++++ Listing

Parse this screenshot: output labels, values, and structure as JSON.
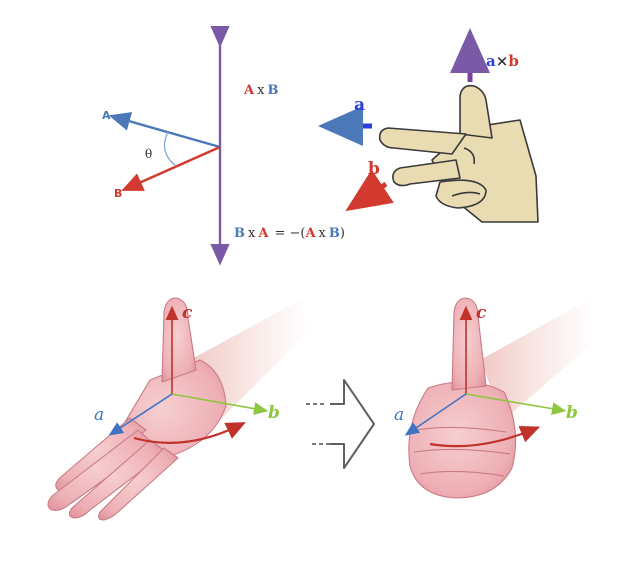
{
  "colors": {
    "vector_a_blue": "#4a78b8",
    "vector_b_red": "#d23a2f",
    "normal_purple": "#7a5aa6",
    "hand_fill": "#e9dcb3",
    "hand_outline": "#3a3a3a",
    "pink_skin": "#f0b9bd",
    "pink_skin_dark": "#dc8b95",
    "axis_a_blue": "#3f74c4",
    "axis_b_green": "#8dc63f",
    "axis_c_red": "#c0332b",
    "transition_arrow_gray": "#606060"
  },
  "diagram_1": {
    "vector_a_label": "A",
    "vector_b_label": "B",
    "angle_label": "θ",
    "cross_top": {
      "left": "A",
      "op": "x",
      "right": "B"
    },
    "cross_bottom": {
      "left": "B",
      "op1": "x",
      "mid": "A",
      "eq": "= −(",
      "r_left": "A",
      "op2": "x",
      "r_right": "B",
      "close": ")"
    }
  },
  "diagram_2": {
    "a_label": "a",
    "b_label": "b",
    "product": {
      "left": "a",
      "op": "×",
      "right": "b"
    }
  },
  "diagram_3": {
    "left_hand": {
      "a_label": "a",
      "b_label": "b",
      "c_label": "c"
    },
    "right_hand": {
      "a_label": "a",
      "b_label": "b",
      "c_label": "c"
    }
  }
}
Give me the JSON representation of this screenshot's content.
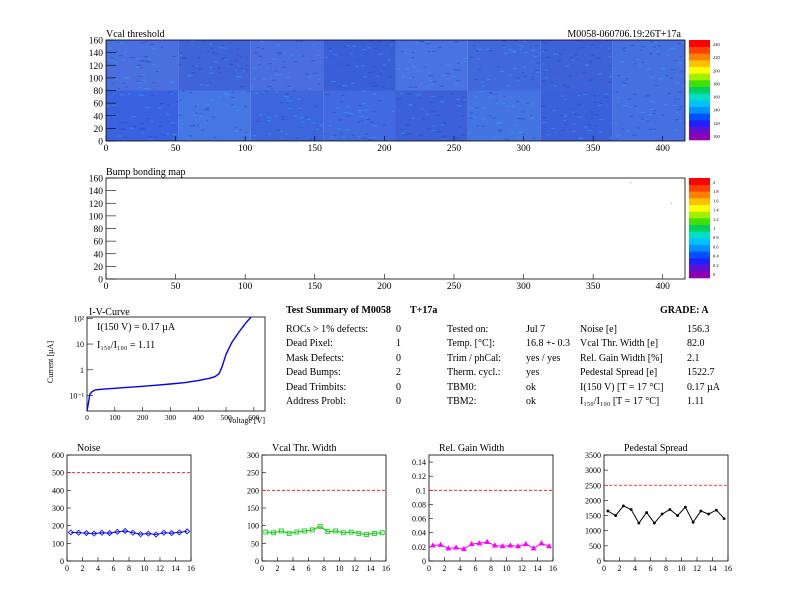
{
  "module_label": "M0058-060706.19:26T+17a",
  "maps": [
    {
      "title": "Vcal threshold",
      "xlim": [
        0,
        416
      ],
      "ylim": [
        0,
        160
      ],
      "xticks": [
        "0",
        "50",
        "100",
        "150",
        "200",
        "250",
        "300",
        "350",
        "400"
      ],
      "yticks": [
        "0",
        "20",
        "40",
        "60",
        "80",
        "100",
        "120",
        "140",
        "160"
      ],
      "zticks": [
        "100",
        "120",
        "140",
        "160",
        "180",
        "200",
        "220",
        "240"
      ],
      "roc_grid": {
        "cols": 8,
        "rows": 2,
        "roc_width": 52,
        "roc_height": 80
      }
    },
    {
      "title": "Bump bonding map",
      "xlim": [
        0,
        416
      ],
      "ylim": [
        0,
        160
      ],
      "xticks": [
        "0",
        "50",
        "100",
        "150",
        "200",
        "250",
        "300",
        "350",
        "400"
      ],
      "yticks": [
        "0",
        "20",
        "40",
        "60",
        "80",
        "100",
        "120",
        "140",
        "160"
      ],
      "zticks": [
        "0",
        "0.2",
        "0.4",
        "0.6",
        "0.8",
        "1",
        "1.2",
        "1.4",
        "1.6",
        "1.8",
        "2"
      ]
    }
  ],
  "iv_curve": {
    "title": "I-V-Curve",
    "xlabel": "Voltage [V]",
    "ylabel": "Current [µA]",
    "xticks": [
      "0",
      "100",
      "200",
      "300",
      "400",
      "500",
      "600"
    ],
    "yticks": [
      "10⁻¹",
      "1",
      "10",
      "10²"
    ],
    "annotation_1": "I(150 V) = 0.17 µA",
    "annotation_2": "I₁₅₀/I₁₀₀ = 1.11",
    "color": "#0000ff"
  },
  "summary": {
    "heading_left": "Test Summary of M0058",
    "heading_mid": "T+17a",
    "grade": "GRADE:  A",
    "col1": [
      {
        "label": "ROCs > 1% defects:",
        "value": "0"
      },
      {
        "label": "Dead Pixel:",
        "value": "1"
      },
      {
        "label": "Mask Defects:",
        "value": "0"
      },
      {
        "label": "Dead Bumps:",
        "value": "2"
      },
      {
        "label": "Dead Trimbits:",
        "value": "0"
      },
      {
        "label": "Address Probl:",
        "value": "0"
      }
    ],
    "col2": [
      {
        "label": "Tested on:",
        "value": "Jul 7"
      },
      {
        "label": "Temp. [°C]:",
        "value": "16.8 +- 0.3"
      },
      {
        "label": "Trim / phCal:",
        "value": "yes / yes"
      },
      {
        "label": "Therm. cycl.:",
        "value": "yes"
      },
      {
        "label": "TBM0:",
        "value": "ok"
      },
      {
        "label": "TBM2:",
        "value": "ok"
      }
    ],
    "col3": [
      {
        "label": "Noise [e]",
        "value": "156.3"
      },
      {
        "label": "Vcal Thr. Width [e]",
        "value": "82.0"
      },
      {
        "label": "Rel. Gain Width [%]",
        "value": "2.1"
      },
      {
        "label": "Pedestal Spread [e]",
        "value": "1522.7"
      },
      {
        "label": "I(150 V) [T = 17 °C]",
        "value": "0.17 µA"
      },
      {
        "label": "I₁₅₀/I₁₀₀  [T = 17 °C]",
        "value": "1.11"
      }
    ]
  },
  "chart_data": [
    {
      "type": "line",
      "title": "Noise",
      "x": [
        0,
        1,
        2,
        3,
        4,
        5,
        6,
        7,
        8,
        9,
        10,
        11,
        12,
        13,
        14,
        15
      ],
      "values": [
        162,
        160,
        158,
        155,
        160,
        158,
        165,
        170,
        160,
        152,
        155,
        150,
        160,
        158,
        162,
        168
      ],
      "xlim": [
        0,
        16
      ],
      "ylim": [
        0,
        600
      ],
      "xticks": [
        "0",
        "2",
        "4",
        "6",
        "8",
        "10",
        "12",
        "14",
        "16"
      ],
      "yticks": [
        "0",
        "100",
        "200",
        "300",
        "400",
        "500",
        "600"
      ],
      "limit": 500,
      "marker": "diamond",
      "color": "#0000ff"
    },
    {
      "type": "line",
      "title": "Vcal Thr. Width",
      "x": [
        0,
        1,
        2,
        3,
        4,
        5,
        6,
        7,
        8,
        9,
        10,
        11,
        12,
        13,
        14,
        15
      ],
      "values": [
        82,
        80,
        85,
        78,
        82,
        85,
        88,
        98,
        83,
        85,
        80,
        82,
        78,
        75,
        78,
        80
      ],
      "xlim": [
        0,
        16
      ],
      "ylim": [
        0,
        300
      ],
      "xticks": [
        "0",
        "2",
        "4",
        "6",
        "8",
        "10",
        "12",
        "14",
        "16"
      ],
      "yticks": [
        "0",
        "50",
        "100",
        "150",
        "200",
        "250",
        "300"
      ],
      "limit": 200,
      "marker": "square",
      "color": "#00cc00"
    },
    {
      "type": "line",
      "title": "Rel. Gain Width",
      "x": [
        0,
        1,
        2,
        3,
        4,
        5,
        6,
        7,
        8,
        9,
        10,
        11,
        12,
        13,
        14,
        15
      ],
      "values": [
        0.022,
        0.023,
        0.018,
        0.019,
        0.017,
        0.024,
        0.025,
        0.027,
        0.022,
        0.021,
        0.022,
        0.021,
        0.024,
        0.018,
        0.025,
        0.021
      ],
      "xlim": [
        0,
        16
      ],
      "ylim": [
        0,
        0.15
      ],
      "xticks": [
        "0",
        "2",
        "4",
        "6",
        "8",
        "10",
        "12",
        "14",
        "16"
      ],
      "yticks": [
        "0",
        "0.02",
        "0.04",
        "0.06",
        "0.08",
        "0.1",
        "0.12",
        "0.14"
      ],
      "limit": 0.1,
      "marker": "triangle",
      "color": "#ff00ff"
    },
    {
      "type": "line",
      "title": "Pedestal Spread",
      "x": [
        0,
        1,
        2,
        3,
        4,
        5,
        6,
        7,
        8,
        9,
        10,
        11,
        12,
        13,
        14,
        15
      ],
      "values": [
        1650,
        1500,
        1820,
        1700,
        1250,
        1600,
        1250,
        1550,
        1700,
        1500,
        1780,
        1280,
        1650,
        1550,
        1680,
        1400
      ],
      "xlim": [
        0,
        16
      ],
      "ylim": [
        0,
        3500
      ],
      "xticks": [
        "0",
        "2",
        "4",
        "6",
        "8",
        "10",
        "12",
        "14",
        "16"
      ],
      "yticks": [
        "0",
        "500",
        "1000",
        "1500",
        "2000",
        "2500",
        "3000",
        "3500"
      ],
      "limit": 2500,
      "marker": "dot",
      "color": "#000000"
    }
  ]
}
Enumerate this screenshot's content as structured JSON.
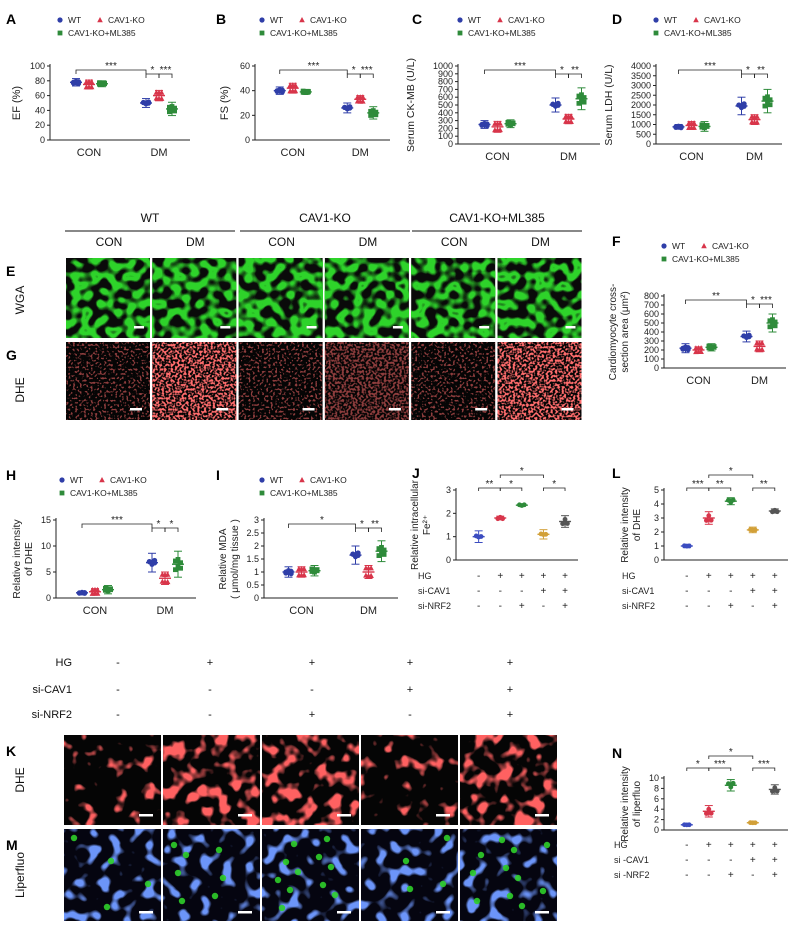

++++++++

- _Your objective_
Gather up, from the records above, each line where the word "JSON" appears.

- _Task answer_
Parse this screenshot: output labels, values, and structure as JSON.
Give me the JSON representation of this screenshot's content.
Enumerate this screenshot's content as structured JSON.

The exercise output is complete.